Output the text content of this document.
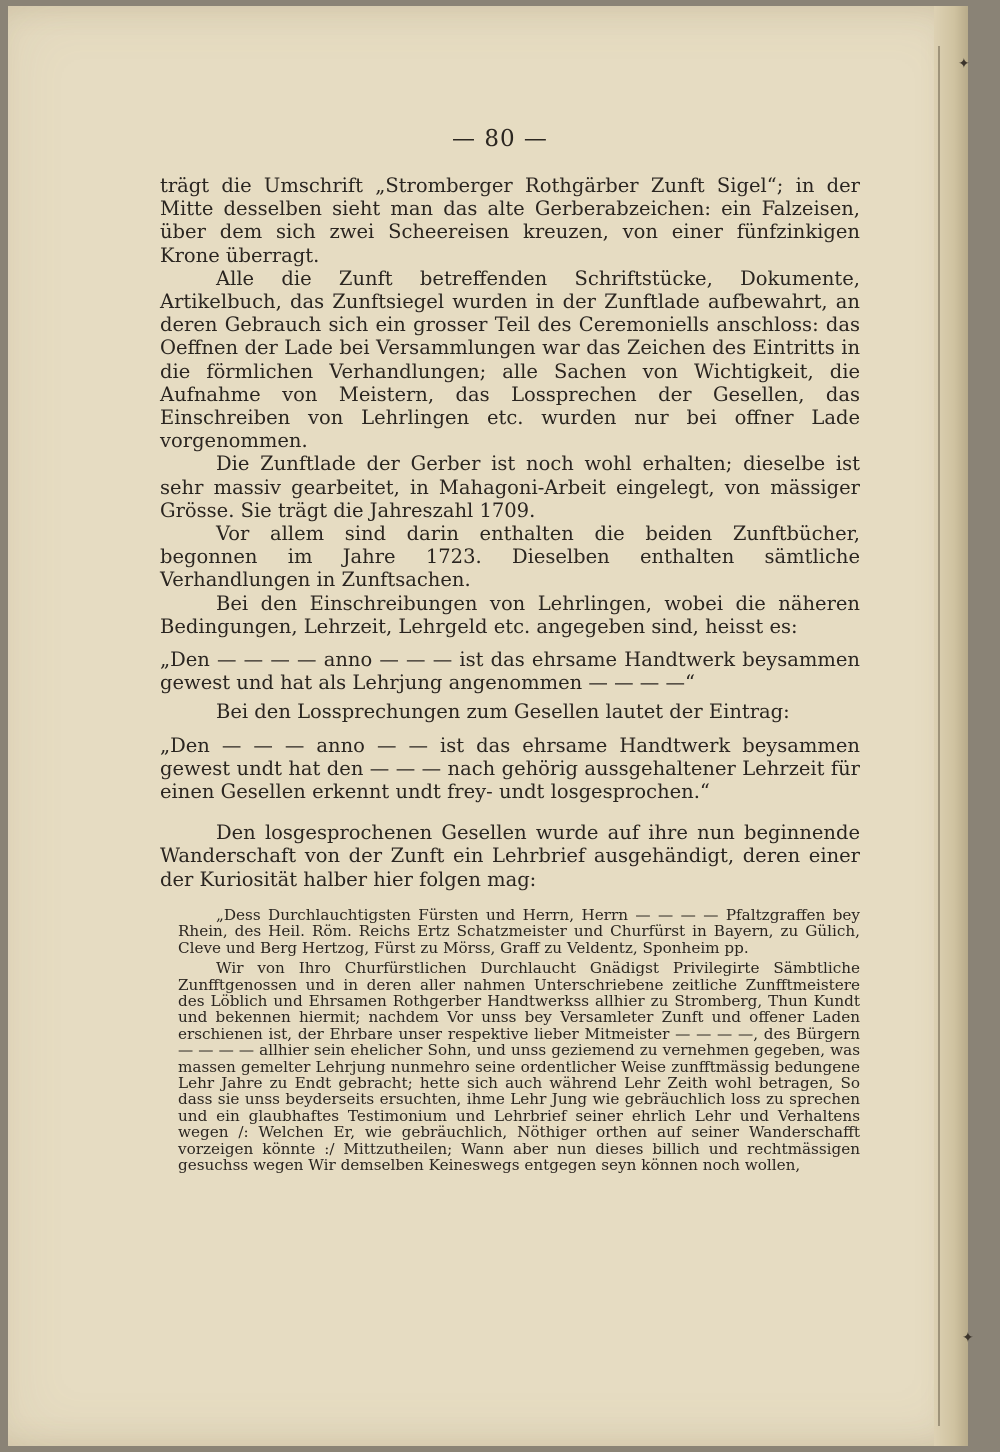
✦
✦
— 80 —

trägt die Umschrift „Stromberger Rothgärber Zunft Sigel“; in der Mitte desselben sieht man das alte Gerberabzeichen: ein Falzeisen, über dem sich zwei Scheereisen kreuzen, von einer fünfzinkigen Krone überragt.

Alle die Zunft betreffenden Schriftstücke, Dokumente, Artikelbuch, das Zunftsiegel wurden in der Zunftlade aufbewahrt, an deren Gebrauch sich ein grosser Teil des Ceremoniells anschloss: das Oeffnen der Lade bei Versammlungen war das Zeichen des Eintritts in die förmlichen Verhandlungen; alle Sachen von Wichtigkeit, die Aufnahme von Meistern, das Lossprechen der Gesellen, das Einschreiben von Lehrlingen etc. wurden nur bei offner Lade vorgenommen.

Die Zunftlade der Gerber ist noch wohl erhalten; dieselbe ist sehr massiv gearbeitet, in Mahagoni-Arbeit eingelegt, von mässiger Grösse. Sie trägt die Jahreszahl 1709.

Vor allem sind darin enthalten die beiden Zunftbücher, begonnen im Jahre 1723. Dieselben enthalten sämtliche Verhandlungen in Zunftsachen.

Bei den Einschreibungen von Lehrlingen, wobei die näheren Bedingungen, Lehrzeit, Lehrgeld etc. angegeben sind, heisst es:

„Den — — — — anno — — — ist das ehrsame Handtwerk beysammen gewest und hat als Lehrjung angenommen — — — —“

Bei den Lossprechungen zum Gesellen lautet der Eintrag:

„Den — — — anno — — ist das ehrsame Handtwerk beysammen gewest undt hat den — — — nach gehörig aussgehaltener Lehrzeit für einen Gesellen erkennt undt frey- undt losgesprochen.“

Den losgesprochenen Gesellen wurde auf ihre nun beginnende Wanderschaft von der Zunft ein Lehrbrief ausgehändigt, deren einer der Kuriosität halber hier folgen mag:

„Dess Durchlauchtigsten Fürsten und Herrn, Herrn — — — — Pfaltzgraffen bey Rhein, des Heil. Röm. Reichs Ertz Schatzmeister und Churfürst in Bayern, zu Gülich, Cleve und Berg Hertzog, Fürst zu Mörss, Graff zu Veldentz, Sponheim pp.

Wir von Ihro Churfürstlichen Durchlaucht Gnädigst Privilegirte Sämbtliche Zunfftgenossen und in deren aller nahmen Unterschriebene zeitliche Zunfftmeistere des Löblich und Ehrsamen Rothgerber Handtwerkss allhier zu Stromberg, Thun Kundt und bekennen hiermit; nachdem Vor unss bey Versamleter Zunft und offener Laden erschienen ist, der Ehrbare unser respektive lieber Mitmeister — — — —, des Bürgern — — — — allhier sein ehelicher Sohn, und unss geziemend zu vernehmen gegeben, was massen gemelter Lehrjung nunmehro seine ordentlicher Weise zunfftmässig bedungene Lehr Jahre zu Endt gebracht; hette sich auch während Lehr Zeith wohl betragen, So dass sie unss beyderseits ersuchten, ihme Lehr Jung wie gebräuchlich loss zu sprechen und ein glaubhaftes Testimonium und Lehrbrief seiner ehrlich Lehr und Verhaltens wegen /: Welchen Er, wie gebräuchlich, Nöthiger orthen auf seiner Wanderschafft vorzeigen könnte :/ Mittzutheilen; Wann aber nun dieses billich und rechtmässigen gesuchss wegen Wir demselben Keineswegs entgegen seyn können noch wollen,
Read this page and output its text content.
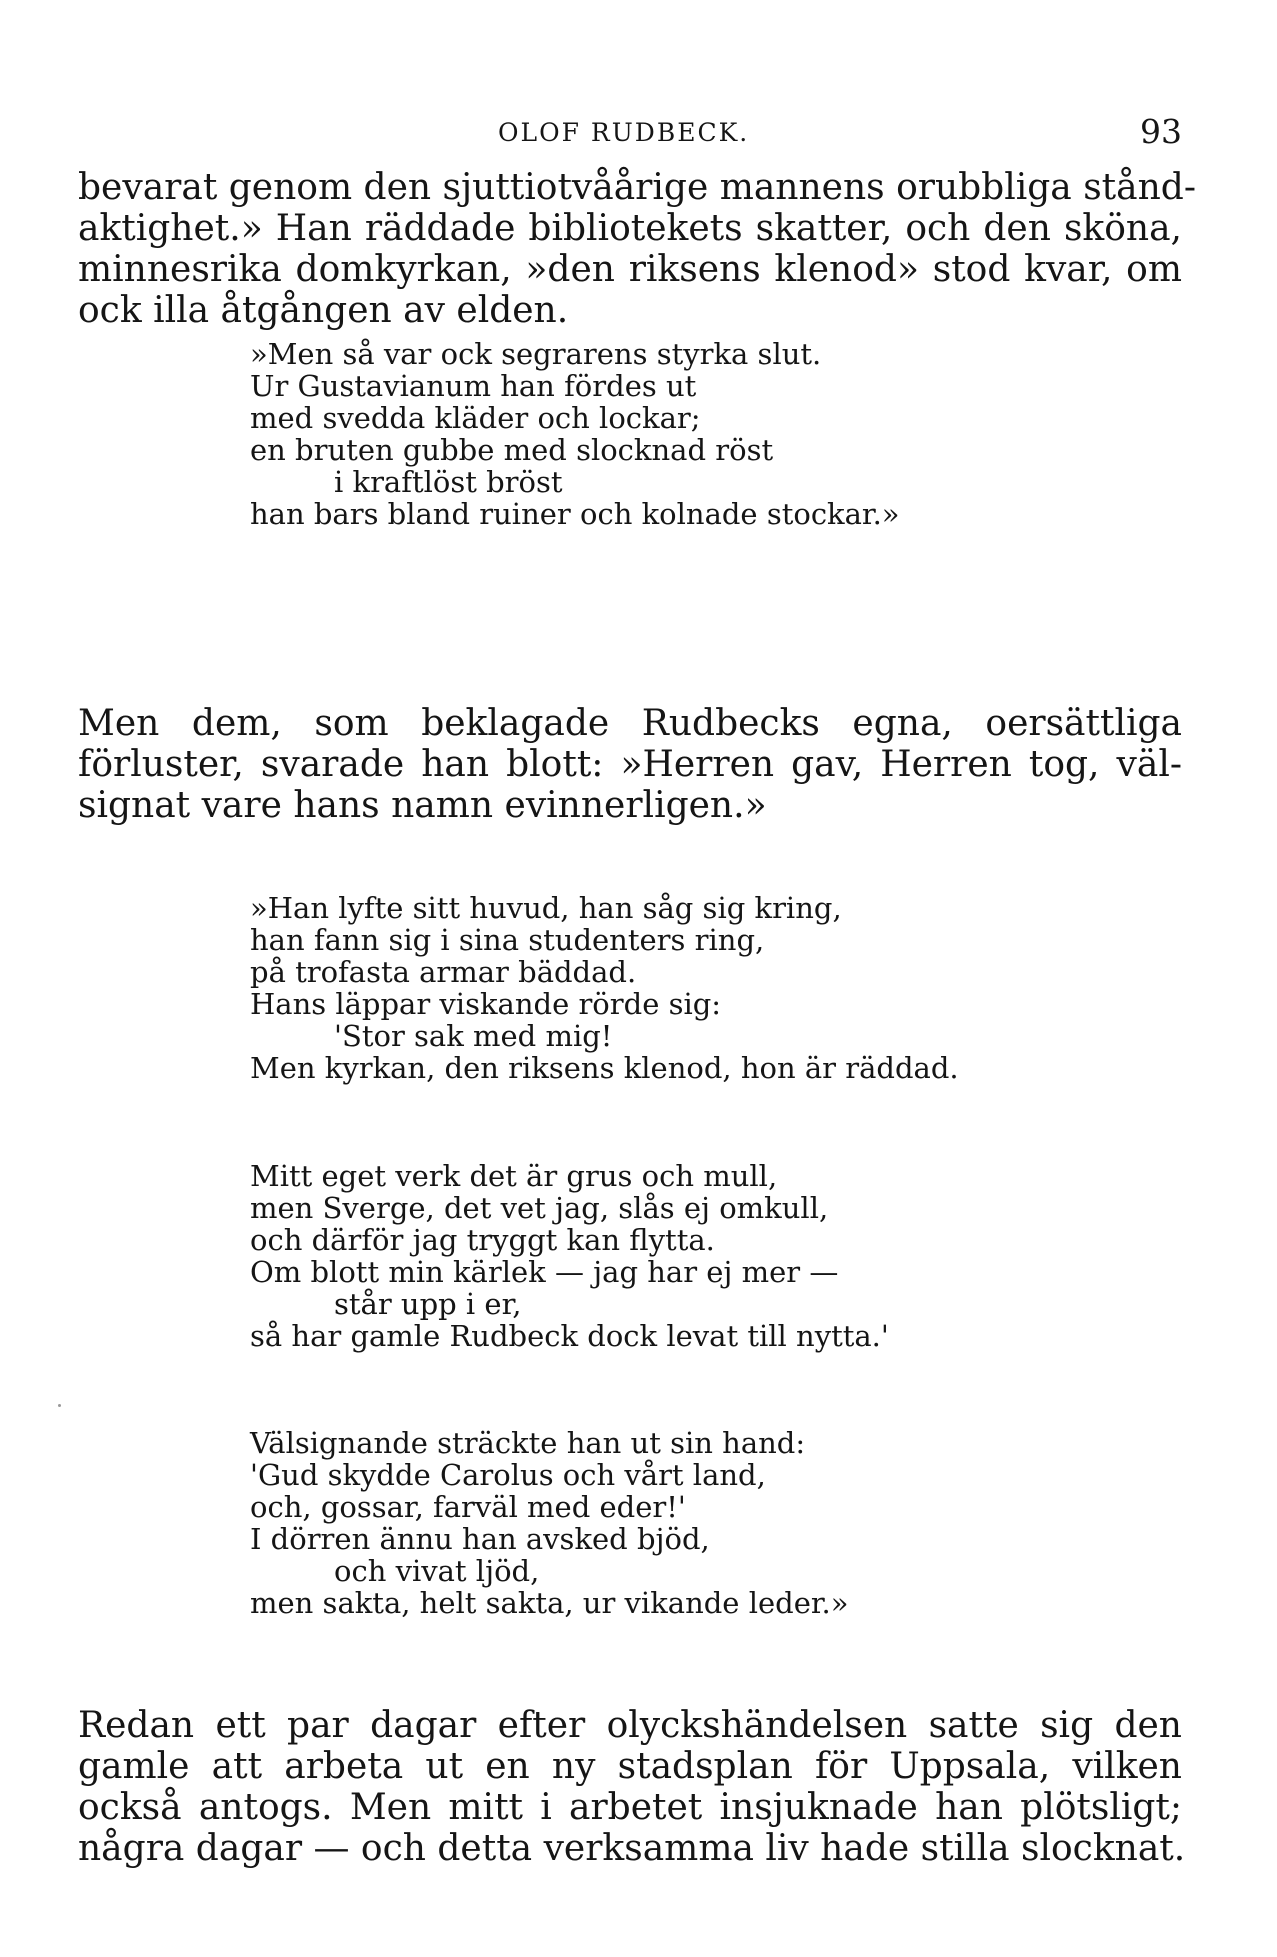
OLOF RUDBECK.	93

bevarat genom den sjuttiotvåårige mannens orubbliga stånd-
aktighet.» Han räddade bibliotekets skatter, och den sköna,
minnesrika domkyrkan, »den riksens klenod» stod kvar, om
ock illa åtgången av elden.

»Men så var ock segrarens styrka slut.
Ur Gustavianum han fördes ut
med svedda kläder och lockar;
en bruten gubbe med slocknad röst
i kraftlöst bröst
han bars bland ruiner och kolnade stockar.»

Men dem, som beklagade Rudbecks egna, oersättliga
förluster, svarade han blott: »Herren gav, Herren tog, väl-
signat vare hans namn evinnerligen.»

»Han lyfte sitt huvud, han såg sig kring,
han fann sig i sina studenters ring,
på trofasta armar bäddad.
Hans läppar viskande rörde sig:
'Stor sak med mig!
Men kyrkan, den riksens klenod, hon är räddad.
Mitt eget verk det är grus och mull,
men Sverge, det vet jag, slås ej omkull,
och därför jag tryggt kan flytta.
Om blott min kärlek — jag har ej mer —
står upp i er,
så har gamle Rudbeck dock levat till nytta.'
Välsignande sträckte han ut sin hand:
'Gud skydde Carolus och vårt land,
och, gossar, farväl med eder!'
I dörren ännu han avsked bjöd,
och vivat ljöd,
men sakta, helt sakta, ur vikande leder.»

Redan ett par dagar efter olyckshändelsen satte sig den
gamle att arbeta ut en ny stadsplan för Uppsala, vilken
också antogs. Men mitt i arbetet insjuknade han plötsligt;
några dagar — och detta verksamma liv hade stilla slocknat.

※

The expected result is every line from the material above that includes "gewest".

OUTPUT BELOW:
„Den — — — — anno — — — ist das ehrsame Handtwerk beysammen gewest und hat als Lehrjung angenommen — — — —“
„Den — — — anno — — ist das ehrsame Handtwerk beysammen gewest undt hat den — — — nach gehörig aussgehaltener Lehrzeit für einen Gesellen erkennt undt frey- undt losgesprochen.“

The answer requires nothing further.